• TASK TO COMPLETE: Look through the data below. Pick out the lines holding the string "JSON".

• DATA EXCERPTS:
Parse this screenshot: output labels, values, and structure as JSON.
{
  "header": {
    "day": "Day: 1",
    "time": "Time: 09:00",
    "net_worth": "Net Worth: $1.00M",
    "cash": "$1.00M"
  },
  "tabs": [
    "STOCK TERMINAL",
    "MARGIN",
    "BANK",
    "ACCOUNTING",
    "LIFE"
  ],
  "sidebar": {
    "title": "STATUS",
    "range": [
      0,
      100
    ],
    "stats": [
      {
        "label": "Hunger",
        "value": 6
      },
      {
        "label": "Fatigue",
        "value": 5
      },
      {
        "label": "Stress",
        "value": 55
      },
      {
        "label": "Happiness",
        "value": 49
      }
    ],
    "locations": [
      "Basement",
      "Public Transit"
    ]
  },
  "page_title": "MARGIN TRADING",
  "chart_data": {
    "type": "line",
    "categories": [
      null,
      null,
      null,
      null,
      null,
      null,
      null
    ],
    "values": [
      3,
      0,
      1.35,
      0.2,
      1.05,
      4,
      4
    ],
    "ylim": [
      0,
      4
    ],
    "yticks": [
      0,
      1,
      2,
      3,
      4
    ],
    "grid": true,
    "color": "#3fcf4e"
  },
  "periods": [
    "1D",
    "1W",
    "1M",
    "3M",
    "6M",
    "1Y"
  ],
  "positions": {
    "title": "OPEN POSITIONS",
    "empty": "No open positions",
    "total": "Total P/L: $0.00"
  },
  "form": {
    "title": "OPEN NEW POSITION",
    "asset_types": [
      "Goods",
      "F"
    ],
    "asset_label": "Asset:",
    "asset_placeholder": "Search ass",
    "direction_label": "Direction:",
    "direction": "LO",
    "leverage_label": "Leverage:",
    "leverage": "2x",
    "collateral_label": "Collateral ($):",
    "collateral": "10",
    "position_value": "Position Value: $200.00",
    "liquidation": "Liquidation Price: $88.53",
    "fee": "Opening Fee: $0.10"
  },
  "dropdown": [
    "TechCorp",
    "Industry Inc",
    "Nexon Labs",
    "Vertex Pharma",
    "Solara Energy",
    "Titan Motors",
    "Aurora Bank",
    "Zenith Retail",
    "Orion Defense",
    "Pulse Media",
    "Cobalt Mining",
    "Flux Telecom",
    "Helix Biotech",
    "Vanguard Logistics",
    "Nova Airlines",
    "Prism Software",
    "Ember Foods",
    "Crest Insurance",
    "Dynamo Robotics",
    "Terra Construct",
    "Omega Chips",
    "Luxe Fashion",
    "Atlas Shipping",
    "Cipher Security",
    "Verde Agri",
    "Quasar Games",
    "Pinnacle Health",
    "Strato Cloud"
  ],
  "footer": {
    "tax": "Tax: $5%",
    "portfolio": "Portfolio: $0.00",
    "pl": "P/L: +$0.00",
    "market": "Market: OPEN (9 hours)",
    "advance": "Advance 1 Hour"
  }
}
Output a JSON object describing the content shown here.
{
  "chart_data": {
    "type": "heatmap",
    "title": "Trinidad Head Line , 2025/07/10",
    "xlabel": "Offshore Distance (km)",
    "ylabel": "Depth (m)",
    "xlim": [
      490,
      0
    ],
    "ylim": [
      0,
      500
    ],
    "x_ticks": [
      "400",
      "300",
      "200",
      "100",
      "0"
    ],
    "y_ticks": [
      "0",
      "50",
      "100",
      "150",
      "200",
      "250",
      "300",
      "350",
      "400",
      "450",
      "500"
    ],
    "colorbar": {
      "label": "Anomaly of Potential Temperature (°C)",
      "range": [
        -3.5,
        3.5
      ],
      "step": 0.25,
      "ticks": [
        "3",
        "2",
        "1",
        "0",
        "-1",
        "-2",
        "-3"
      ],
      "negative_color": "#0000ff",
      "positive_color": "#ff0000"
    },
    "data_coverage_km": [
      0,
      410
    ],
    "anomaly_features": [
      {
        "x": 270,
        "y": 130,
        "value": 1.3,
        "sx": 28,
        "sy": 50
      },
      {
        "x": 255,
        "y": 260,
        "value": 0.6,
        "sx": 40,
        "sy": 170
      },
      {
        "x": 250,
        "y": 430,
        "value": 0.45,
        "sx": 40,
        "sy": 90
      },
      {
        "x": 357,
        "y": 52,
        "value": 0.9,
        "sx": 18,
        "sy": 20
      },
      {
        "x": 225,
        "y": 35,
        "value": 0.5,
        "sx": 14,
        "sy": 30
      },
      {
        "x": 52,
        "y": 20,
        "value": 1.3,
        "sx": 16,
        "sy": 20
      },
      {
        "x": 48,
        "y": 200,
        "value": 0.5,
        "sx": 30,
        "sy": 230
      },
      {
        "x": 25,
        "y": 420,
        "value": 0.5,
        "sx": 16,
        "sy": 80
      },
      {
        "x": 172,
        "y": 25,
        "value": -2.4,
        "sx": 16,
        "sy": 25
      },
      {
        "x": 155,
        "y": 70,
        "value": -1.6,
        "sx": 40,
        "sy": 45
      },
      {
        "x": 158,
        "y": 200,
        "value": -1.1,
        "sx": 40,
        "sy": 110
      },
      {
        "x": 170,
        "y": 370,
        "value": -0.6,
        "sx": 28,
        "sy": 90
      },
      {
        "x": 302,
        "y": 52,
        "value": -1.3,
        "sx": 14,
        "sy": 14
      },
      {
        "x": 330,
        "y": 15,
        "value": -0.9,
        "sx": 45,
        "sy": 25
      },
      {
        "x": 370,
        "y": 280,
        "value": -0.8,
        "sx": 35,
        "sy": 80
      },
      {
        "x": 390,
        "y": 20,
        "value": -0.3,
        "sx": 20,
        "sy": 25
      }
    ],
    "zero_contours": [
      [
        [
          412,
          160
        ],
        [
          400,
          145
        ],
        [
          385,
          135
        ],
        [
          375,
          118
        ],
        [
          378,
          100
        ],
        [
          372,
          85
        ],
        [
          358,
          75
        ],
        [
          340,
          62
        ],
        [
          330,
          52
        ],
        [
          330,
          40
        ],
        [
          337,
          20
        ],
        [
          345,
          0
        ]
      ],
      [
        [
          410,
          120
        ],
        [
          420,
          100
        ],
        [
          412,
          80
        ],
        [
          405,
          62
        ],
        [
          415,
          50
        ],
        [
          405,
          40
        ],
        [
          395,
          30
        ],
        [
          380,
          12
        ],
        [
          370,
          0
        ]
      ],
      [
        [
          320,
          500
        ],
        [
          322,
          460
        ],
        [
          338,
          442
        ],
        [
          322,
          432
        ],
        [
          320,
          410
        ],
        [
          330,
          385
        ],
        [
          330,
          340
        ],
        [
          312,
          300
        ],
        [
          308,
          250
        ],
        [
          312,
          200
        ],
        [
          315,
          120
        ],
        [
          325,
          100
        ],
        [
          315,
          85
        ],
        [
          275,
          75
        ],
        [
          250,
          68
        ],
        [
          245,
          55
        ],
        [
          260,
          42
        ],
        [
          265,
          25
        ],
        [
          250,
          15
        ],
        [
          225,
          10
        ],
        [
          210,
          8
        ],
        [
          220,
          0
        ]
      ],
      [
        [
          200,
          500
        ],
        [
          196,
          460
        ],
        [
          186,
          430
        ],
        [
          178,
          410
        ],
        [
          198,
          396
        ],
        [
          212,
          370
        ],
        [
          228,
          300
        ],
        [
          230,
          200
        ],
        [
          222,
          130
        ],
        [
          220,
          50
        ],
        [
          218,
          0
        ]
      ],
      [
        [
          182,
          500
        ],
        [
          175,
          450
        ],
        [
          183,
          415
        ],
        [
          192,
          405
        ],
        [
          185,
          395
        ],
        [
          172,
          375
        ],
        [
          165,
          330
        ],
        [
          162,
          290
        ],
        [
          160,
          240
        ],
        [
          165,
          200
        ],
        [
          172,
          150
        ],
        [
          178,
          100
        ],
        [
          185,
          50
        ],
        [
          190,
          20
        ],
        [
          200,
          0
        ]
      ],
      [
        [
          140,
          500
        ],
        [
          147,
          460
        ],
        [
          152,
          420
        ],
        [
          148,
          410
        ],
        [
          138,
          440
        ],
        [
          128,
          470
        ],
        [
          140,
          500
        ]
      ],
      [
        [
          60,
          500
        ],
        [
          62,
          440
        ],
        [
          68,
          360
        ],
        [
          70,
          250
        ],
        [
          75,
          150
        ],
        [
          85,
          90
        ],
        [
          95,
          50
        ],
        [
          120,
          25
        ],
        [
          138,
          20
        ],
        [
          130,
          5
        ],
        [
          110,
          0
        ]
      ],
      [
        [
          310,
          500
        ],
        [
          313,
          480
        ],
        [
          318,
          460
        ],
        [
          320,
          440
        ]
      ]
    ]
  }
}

• RIGHT ANSWER:
Parse this screenshot: output labels, values, and structure as JSON.
Output a JSON object describing the content shown here.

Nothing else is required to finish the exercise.